═════ Input records ═════

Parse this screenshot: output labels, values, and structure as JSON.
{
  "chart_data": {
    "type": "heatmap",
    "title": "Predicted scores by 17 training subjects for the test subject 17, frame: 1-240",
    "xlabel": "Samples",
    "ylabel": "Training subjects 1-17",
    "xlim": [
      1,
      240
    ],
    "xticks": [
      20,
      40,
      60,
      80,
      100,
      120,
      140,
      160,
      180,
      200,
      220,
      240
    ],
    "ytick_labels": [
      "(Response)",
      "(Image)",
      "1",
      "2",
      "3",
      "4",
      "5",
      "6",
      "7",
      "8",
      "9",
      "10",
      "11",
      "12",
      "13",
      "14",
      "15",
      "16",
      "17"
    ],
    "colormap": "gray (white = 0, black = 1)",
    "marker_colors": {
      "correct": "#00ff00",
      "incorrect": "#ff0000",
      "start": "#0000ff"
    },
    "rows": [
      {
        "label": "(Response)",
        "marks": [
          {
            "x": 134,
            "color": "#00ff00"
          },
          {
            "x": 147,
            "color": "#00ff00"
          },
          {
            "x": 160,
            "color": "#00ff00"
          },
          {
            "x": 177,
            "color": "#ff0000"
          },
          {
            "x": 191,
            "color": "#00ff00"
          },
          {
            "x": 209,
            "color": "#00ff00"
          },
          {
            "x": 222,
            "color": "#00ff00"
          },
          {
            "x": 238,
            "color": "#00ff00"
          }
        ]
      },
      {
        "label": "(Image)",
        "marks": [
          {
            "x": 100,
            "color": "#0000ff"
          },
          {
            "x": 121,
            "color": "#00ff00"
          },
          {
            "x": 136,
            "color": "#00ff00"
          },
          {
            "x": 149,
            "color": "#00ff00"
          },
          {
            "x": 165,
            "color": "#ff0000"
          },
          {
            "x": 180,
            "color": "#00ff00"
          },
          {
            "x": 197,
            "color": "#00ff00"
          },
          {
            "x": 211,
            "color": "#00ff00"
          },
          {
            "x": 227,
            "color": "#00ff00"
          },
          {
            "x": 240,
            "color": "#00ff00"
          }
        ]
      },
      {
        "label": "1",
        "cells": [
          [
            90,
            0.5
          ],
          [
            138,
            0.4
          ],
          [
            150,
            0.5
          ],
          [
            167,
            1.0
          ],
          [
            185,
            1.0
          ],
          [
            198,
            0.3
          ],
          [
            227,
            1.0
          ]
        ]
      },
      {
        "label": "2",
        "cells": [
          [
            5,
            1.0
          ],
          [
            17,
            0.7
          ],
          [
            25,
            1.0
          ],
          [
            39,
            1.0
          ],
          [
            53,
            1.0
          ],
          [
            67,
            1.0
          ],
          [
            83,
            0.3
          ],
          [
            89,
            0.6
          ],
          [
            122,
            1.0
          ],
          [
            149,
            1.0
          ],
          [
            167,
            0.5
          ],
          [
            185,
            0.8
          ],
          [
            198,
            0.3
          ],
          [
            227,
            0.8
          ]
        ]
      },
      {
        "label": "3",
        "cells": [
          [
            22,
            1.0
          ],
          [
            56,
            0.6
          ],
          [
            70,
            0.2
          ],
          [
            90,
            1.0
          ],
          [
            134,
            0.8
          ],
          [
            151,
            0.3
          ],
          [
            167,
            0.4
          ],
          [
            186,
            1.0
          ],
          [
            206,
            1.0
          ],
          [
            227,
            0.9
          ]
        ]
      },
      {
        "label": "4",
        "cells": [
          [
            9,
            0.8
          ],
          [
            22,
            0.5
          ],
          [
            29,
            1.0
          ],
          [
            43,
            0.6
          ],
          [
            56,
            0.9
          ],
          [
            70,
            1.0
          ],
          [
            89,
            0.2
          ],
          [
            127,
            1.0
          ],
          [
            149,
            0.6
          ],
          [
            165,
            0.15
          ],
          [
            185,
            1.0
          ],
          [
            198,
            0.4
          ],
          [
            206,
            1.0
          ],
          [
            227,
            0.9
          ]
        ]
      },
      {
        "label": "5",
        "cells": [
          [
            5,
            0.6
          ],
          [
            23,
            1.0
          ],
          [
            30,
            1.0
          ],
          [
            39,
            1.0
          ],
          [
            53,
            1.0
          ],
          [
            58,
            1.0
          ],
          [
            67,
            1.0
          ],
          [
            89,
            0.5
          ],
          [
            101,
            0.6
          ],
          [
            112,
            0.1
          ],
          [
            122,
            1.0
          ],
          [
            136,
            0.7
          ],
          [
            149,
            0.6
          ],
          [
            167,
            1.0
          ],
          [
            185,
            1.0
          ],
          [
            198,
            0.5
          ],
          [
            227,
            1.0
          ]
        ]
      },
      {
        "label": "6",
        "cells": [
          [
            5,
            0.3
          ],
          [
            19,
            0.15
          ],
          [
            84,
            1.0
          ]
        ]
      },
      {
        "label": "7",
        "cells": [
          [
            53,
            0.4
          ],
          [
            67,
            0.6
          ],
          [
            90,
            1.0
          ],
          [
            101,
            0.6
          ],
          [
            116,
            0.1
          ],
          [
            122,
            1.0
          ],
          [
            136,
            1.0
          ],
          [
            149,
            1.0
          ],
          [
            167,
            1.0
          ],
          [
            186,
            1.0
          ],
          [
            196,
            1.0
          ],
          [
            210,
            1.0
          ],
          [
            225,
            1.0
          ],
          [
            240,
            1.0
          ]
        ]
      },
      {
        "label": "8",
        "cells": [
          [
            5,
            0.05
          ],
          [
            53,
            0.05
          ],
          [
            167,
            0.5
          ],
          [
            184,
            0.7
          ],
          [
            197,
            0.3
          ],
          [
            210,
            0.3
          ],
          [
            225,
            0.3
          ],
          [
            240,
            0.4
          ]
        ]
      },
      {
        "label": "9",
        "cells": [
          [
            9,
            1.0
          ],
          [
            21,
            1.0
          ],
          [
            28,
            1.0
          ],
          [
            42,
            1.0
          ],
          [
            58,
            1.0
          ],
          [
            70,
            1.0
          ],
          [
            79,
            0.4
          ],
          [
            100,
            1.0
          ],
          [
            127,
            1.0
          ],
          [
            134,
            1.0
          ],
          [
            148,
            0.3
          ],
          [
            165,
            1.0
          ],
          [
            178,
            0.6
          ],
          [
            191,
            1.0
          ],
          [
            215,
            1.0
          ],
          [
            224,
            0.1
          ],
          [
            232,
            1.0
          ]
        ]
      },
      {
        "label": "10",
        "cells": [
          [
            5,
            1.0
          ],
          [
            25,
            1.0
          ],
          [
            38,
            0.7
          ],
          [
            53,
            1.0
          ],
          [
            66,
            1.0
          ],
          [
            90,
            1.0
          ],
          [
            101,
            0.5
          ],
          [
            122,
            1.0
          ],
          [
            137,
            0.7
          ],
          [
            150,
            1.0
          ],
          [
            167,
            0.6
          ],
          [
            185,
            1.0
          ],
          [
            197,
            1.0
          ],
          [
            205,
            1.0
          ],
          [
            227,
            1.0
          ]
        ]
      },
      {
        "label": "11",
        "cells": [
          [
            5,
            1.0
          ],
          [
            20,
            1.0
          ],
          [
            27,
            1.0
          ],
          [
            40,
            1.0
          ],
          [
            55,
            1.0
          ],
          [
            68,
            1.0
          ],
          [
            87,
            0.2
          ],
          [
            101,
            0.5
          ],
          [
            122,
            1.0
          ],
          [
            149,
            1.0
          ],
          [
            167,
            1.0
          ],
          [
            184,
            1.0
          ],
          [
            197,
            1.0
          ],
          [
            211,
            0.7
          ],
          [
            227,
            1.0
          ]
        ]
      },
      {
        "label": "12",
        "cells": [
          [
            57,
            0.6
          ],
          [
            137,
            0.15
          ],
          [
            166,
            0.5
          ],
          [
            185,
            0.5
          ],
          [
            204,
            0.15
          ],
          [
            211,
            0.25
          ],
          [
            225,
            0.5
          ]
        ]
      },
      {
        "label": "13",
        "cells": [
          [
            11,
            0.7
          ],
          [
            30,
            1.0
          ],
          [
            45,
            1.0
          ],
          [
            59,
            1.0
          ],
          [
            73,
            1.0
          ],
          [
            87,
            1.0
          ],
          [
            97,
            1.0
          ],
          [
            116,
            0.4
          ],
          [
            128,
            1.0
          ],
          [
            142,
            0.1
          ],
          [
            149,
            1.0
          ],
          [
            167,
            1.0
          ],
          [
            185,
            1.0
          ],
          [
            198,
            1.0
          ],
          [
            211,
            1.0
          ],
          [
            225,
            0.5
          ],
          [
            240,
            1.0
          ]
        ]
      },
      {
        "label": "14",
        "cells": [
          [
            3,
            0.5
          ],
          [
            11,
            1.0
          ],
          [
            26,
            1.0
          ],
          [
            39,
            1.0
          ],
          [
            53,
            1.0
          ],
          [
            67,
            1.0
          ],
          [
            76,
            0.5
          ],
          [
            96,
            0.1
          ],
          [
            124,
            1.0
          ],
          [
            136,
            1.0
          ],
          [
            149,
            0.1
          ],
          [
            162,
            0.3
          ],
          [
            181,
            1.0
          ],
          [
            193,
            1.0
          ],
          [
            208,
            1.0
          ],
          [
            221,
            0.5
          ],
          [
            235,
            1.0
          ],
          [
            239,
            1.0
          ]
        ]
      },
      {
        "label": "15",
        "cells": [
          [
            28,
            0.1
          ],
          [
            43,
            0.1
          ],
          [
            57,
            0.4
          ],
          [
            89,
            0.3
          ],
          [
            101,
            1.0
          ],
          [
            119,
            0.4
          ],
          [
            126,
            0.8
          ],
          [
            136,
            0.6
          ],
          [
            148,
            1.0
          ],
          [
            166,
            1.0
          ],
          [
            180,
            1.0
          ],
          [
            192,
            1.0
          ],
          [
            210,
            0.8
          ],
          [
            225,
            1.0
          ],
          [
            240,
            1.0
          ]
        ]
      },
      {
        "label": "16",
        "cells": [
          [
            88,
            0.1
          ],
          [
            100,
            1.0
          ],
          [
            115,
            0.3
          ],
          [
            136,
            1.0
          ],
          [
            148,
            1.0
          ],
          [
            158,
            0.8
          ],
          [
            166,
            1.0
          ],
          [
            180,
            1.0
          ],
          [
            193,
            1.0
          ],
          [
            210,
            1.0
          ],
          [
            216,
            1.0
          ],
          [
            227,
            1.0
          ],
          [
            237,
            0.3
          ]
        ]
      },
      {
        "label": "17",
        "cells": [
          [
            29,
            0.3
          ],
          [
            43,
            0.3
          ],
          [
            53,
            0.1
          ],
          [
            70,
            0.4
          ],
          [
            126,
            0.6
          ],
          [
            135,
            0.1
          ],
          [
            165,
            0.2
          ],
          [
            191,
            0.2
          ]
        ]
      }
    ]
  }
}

═════

- What you will do -
Identify and copy the lines holding the word "subjects".

- Solution to the exercise -
    "title": "Predicted scores by 17 training subjects for the test subject 17, frame: 1-240",
    "ylabel": "Training subjects 1-17",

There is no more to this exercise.